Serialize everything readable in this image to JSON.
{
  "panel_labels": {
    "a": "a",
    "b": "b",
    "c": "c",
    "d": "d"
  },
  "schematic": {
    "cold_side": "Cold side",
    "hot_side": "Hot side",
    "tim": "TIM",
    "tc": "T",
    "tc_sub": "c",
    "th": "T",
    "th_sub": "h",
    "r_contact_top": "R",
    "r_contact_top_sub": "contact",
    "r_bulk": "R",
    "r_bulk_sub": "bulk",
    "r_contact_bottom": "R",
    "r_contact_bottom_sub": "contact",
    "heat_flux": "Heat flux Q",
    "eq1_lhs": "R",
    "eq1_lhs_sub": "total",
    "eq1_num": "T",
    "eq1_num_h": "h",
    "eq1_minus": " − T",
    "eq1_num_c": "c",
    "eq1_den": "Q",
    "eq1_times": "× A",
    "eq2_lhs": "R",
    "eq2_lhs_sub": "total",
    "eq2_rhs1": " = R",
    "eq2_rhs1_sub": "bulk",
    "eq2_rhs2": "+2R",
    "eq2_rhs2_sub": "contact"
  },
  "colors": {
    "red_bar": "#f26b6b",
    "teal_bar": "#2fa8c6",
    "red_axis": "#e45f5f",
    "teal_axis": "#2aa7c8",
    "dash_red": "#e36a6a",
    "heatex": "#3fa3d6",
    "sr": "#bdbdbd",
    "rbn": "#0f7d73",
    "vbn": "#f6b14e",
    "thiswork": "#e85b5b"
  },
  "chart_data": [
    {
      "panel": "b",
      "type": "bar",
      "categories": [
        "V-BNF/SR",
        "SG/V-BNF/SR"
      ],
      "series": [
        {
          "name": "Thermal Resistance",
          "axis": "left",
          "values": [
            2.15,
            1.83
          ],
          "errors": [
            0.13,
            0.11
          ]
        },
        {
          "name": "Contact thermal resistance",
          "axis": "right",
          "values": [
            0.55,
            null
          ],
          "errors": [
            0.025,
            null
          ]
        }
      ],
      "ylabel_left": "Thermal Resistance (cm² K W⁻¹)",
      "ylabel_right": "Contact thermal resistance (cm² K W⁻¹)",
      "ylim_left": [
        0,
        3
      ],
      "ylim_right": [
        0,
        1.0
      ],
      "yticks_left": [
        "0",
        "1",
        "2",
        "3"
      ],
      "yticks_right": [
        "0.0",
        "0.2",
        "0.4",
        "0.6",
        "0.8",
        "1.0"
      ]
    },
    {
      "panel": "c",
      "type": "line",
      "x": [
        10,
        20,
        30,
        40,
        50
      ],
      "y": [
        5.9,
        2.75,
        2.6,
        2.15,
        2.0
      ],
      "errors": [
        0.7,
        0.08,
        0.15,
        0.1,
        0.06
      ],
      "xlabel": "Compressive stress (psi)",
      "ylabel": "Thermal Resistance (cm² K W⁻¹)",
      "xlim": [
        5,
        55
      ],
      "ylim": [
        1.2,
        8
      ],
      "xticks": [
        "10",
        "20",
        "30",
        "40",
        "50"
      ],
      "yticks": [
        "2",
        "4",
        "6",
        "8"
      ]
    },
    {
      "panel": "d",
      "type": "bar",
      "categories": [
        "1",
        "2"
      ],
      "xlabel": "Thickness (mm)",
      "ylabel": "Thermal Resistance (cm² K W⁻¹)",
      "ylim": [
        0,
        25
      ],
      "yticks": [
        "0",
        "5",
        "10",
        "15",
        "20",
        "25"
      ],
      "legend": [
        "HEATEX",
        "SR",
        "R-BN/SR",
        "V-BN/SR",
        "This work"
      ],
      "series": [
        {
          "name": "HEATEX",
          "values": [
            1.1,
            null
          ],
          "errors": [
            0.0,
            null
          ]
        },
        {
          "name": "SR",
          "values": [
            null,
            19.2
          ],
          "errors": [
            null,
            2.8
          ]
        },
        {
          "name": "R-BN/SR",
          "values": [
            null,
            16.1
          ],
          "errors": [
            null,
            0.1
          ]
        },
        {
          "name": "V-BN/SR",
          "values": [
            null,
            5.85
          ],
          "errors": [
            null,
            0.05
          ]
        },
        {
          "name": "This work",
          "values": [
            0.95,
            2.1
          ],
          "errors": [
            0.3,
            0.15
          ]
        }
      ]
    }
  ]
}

****

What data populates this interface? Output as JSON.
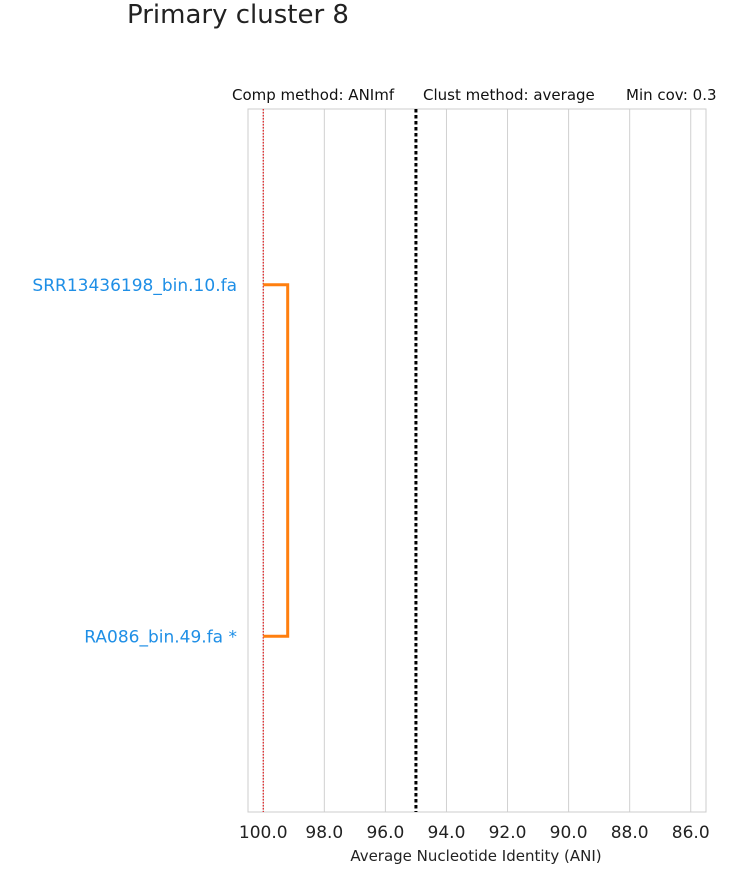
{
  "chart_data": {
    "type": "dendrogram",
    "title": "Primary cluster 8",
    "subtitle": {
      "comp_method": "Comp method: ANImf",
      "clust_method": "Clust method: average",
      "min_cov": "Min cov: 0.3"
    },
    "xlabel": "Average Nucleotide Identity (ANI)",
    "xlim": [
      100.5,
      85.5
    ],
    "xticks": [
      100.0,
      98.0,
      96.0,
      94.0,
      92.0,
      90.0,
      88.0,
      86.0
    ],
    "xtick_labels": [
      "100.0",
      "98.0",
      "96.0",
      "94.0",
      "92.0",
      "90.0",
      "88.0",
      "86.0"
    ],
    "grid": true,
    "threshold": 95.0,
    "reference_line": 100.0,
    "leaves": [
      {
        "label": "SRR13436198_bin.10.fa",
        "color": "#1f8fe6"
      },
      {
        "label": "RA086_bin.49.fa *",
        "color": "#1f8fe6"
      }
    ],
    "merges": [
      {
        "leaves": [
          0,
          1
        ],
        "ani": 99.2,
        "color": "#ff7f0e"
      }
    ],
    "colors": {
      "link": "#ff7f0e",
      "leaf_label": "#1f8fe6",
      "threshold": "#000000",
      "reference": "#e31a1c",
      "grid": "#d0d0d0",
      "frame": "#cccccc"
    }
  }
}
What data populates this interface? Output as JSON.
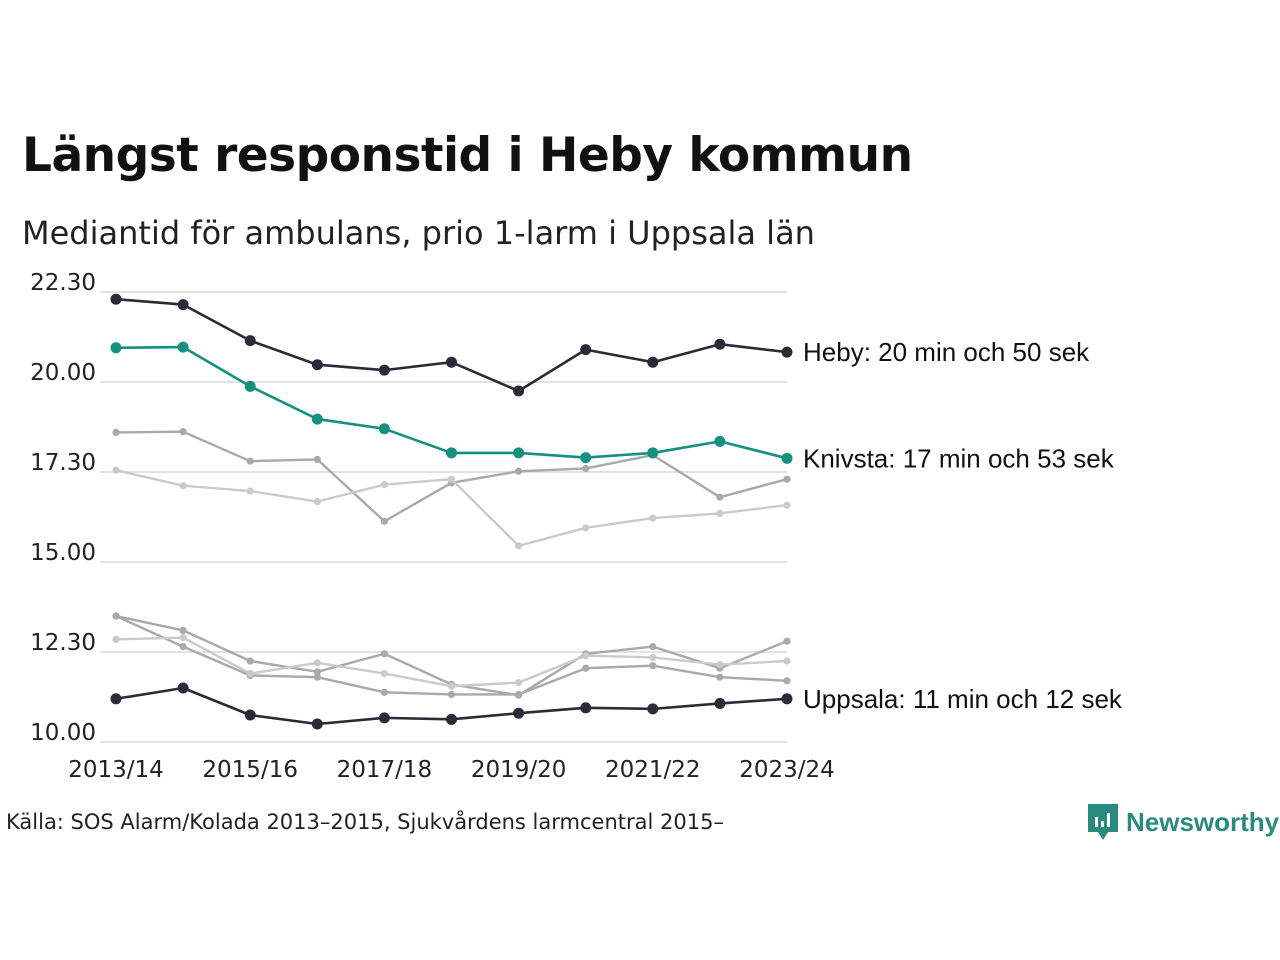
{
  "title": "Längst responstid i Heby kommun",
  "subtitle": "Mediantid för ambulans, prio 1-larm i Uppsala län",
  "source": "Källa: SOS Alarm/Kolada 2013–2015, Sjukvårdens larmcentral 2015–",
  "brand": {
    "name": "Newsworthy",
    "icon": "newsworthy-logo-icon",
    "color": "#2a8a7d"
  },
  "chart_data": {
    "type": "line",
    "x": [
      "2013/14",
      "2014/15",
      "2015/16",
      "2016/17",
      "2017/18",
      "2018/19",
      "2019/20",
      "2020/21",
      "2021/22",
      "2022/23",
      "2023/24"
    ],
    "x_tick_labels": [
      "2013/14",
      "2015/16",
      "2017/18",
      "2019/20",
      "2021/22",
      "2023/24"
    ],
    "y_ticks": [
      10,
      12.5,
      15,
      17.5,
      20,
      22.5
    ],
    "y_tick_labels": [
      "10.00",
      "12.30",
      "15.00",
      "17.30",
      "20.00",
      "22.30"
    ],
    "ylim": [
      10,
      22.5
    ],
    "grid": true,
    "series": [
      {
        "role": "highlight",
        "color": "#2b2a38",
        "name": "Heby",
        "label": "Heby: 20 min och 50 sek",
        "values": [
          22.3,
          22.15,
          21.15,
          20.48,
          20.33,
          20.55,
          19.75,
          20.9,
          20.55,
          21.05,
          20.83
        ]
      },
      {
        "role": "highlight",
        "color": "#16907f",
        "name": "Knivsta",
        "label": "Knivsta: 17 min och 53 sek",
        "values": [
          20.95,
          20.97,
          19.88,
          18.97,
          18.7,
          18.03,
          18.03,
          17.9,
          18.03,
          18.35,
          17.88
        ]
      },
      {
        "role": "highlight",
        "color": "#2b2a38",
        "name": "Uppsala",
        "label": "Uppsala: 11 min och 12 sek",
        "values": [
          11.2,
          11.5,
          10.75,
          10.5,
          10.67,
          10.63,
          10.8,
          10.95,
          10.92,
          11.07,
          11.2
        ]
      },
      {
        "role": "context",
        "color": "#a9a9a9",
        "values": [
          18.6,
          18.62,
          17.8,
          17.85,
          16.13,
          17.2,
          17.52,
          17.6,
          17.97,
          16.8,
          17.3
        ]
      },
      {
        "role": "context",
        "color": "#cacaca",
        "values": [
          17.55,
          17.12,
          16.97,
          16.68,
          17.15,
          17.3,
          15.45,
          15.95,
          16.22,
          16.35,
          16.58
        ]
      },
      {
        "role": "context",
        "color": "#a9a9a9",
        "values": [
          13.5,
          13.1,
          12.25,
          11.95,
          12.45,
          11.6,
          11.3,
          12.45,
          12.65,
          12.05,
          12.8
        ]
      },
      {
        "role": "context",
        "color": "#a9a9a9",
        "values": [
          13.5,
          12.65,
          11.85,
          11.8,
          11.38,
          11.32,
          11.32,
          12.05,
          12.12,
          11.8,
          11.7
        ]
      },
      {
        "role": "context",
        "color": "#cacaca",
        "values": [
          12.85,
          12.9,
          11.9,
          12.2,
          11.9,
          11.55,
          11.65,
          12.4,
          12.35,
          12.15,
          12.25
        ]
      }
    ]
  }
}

****

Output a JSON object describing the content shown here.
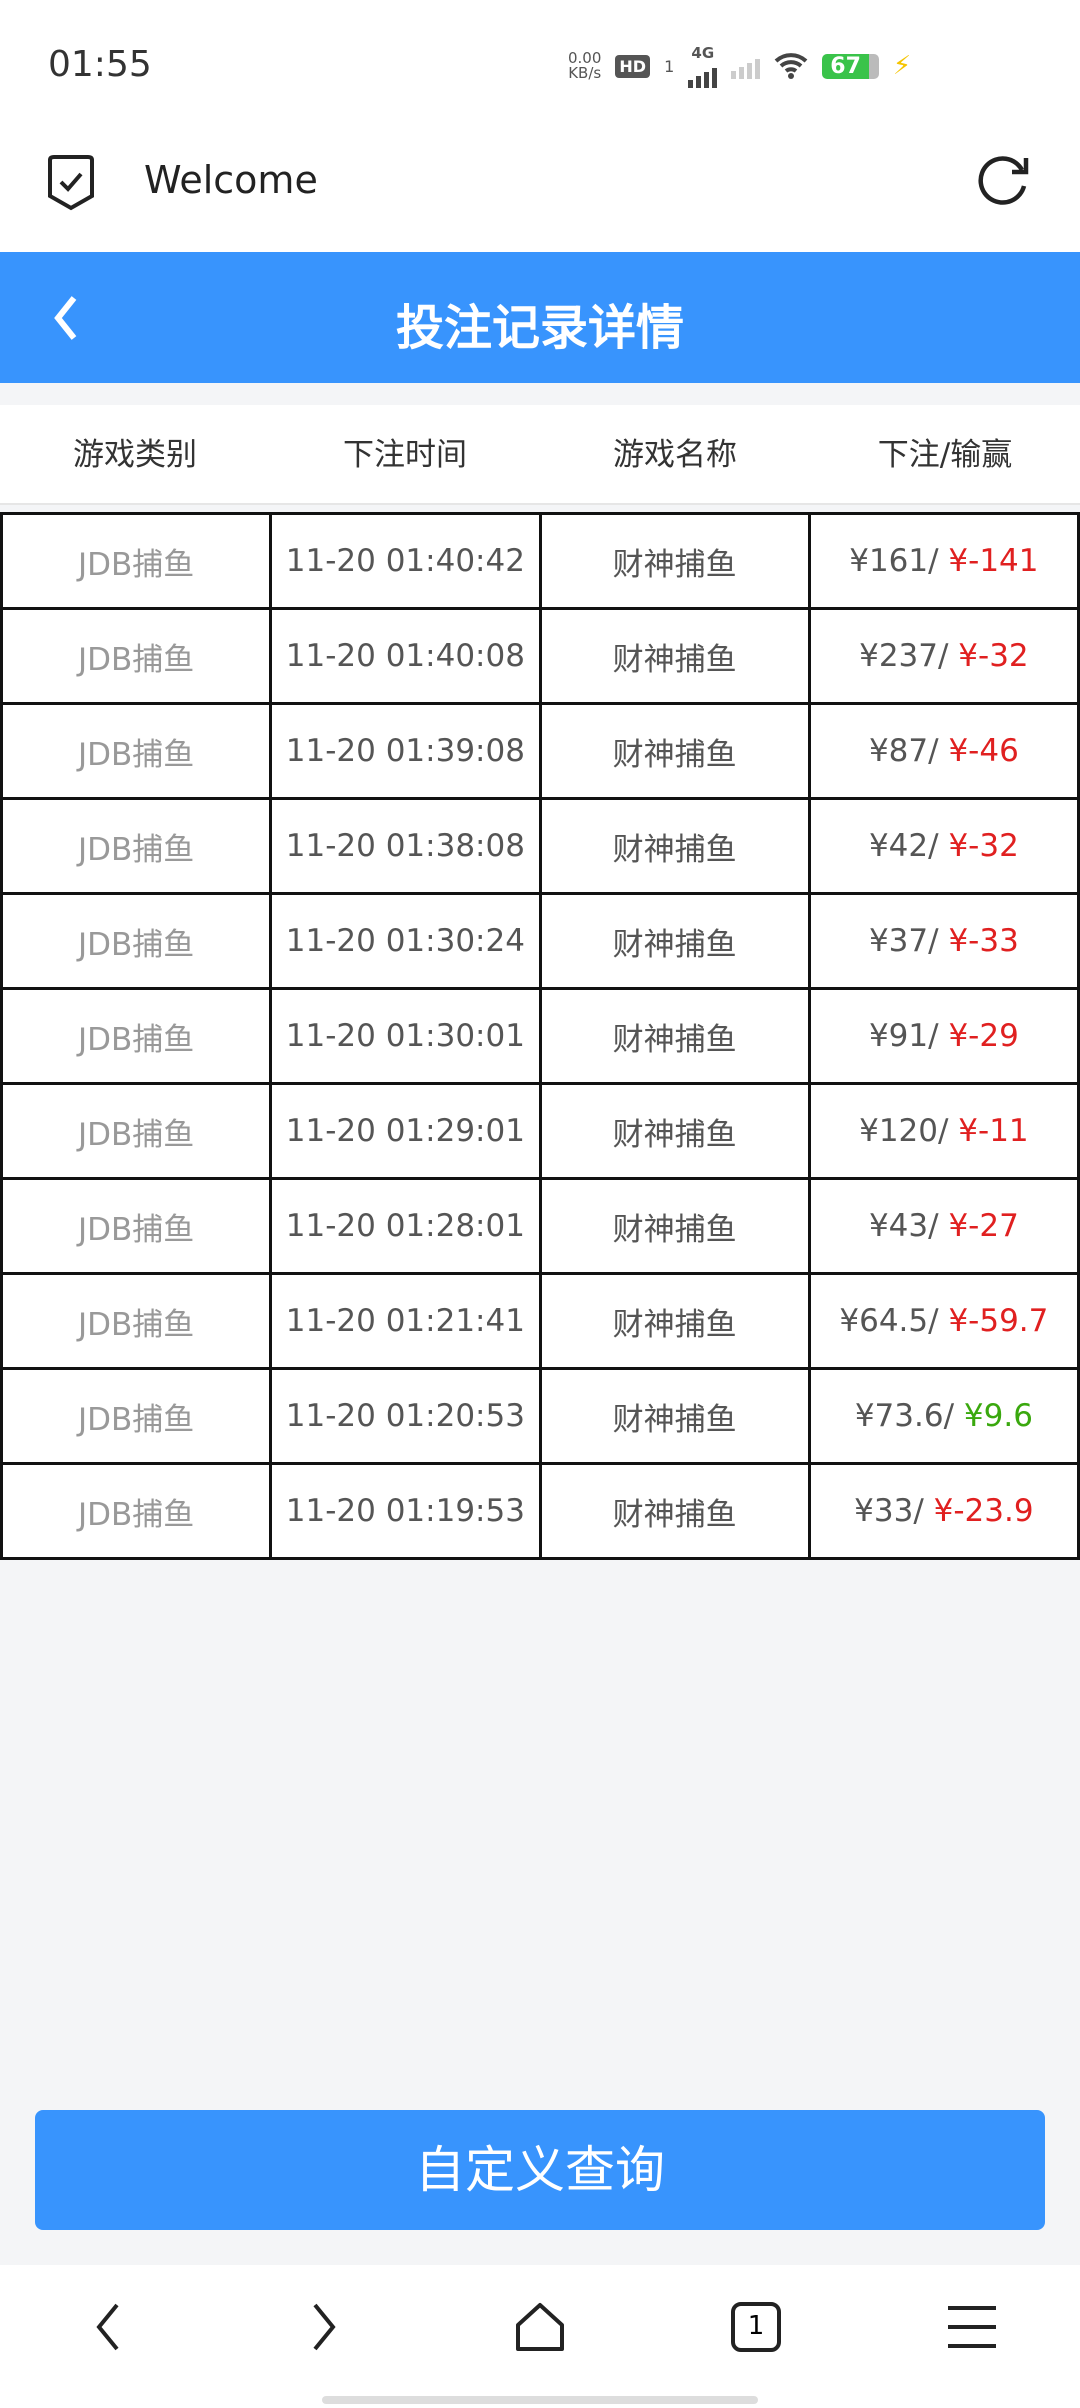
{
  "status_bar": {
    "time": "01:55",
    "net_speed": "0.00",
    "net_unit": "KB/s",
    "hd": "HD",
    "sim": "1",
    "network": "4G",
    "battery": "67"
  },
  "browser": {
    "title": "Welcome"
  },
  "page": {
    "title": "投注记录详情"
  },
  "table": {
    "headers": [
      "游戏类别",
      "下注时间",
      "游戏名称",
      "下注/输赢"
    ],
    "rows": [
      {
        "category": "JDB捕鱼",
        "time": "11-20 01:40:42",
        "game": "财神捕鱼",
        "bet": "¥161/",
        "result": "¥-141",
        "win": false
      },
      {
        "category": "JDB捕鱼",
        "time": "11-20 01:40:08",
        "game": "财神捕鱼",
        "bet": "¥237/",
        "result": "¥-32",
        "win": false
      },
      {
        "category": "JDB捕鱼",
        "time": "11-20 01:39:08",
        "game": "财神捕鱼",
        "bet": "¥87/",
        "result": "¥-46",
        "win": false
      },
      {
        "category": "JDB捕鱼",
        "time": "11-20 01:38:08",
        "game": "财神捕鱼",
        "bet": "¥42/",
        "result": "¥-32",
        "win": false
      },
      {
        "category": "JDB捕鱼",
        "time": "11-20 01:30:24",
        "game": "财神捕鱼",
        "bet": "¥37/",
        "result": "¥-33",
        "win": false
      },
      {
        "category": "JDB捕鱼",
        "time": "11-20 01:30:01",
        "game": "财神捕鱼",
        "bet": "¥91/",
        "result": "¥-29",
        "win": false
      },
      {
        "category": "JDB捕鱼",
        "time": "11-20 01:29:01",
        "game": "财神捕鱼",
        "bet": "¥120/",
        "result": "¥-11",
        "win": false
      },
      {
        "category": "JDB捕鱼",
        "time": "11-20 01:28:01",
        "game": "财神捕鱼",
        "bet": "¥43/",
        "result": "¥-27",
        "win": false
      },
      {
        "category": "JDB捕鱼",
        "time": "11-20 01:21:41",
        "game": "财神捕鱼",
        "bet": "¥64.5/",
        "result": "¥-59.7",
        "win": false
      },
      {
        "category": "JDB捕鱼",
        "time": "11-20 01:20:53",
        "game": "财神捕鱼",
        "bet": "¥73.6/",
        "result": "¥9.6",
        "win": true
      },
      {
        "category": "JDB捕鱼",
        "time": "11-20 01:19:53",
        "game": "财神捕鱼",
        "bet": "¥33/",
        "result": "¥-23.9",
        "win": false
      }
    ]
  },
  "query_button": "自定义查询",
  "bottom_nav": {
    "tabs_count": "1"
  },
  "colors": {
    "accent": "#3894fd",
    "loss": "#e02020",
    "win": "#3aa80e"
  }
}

****

▶ **WRITTEN INSTRUCTION**
Go through the lines above. Select every one that has the string "type".

▶ **FULL RESPONSE**
      "type": "bar",
      "type": "line",
      "type": "bar",
    "type": "dendrogram",
    "type": "line",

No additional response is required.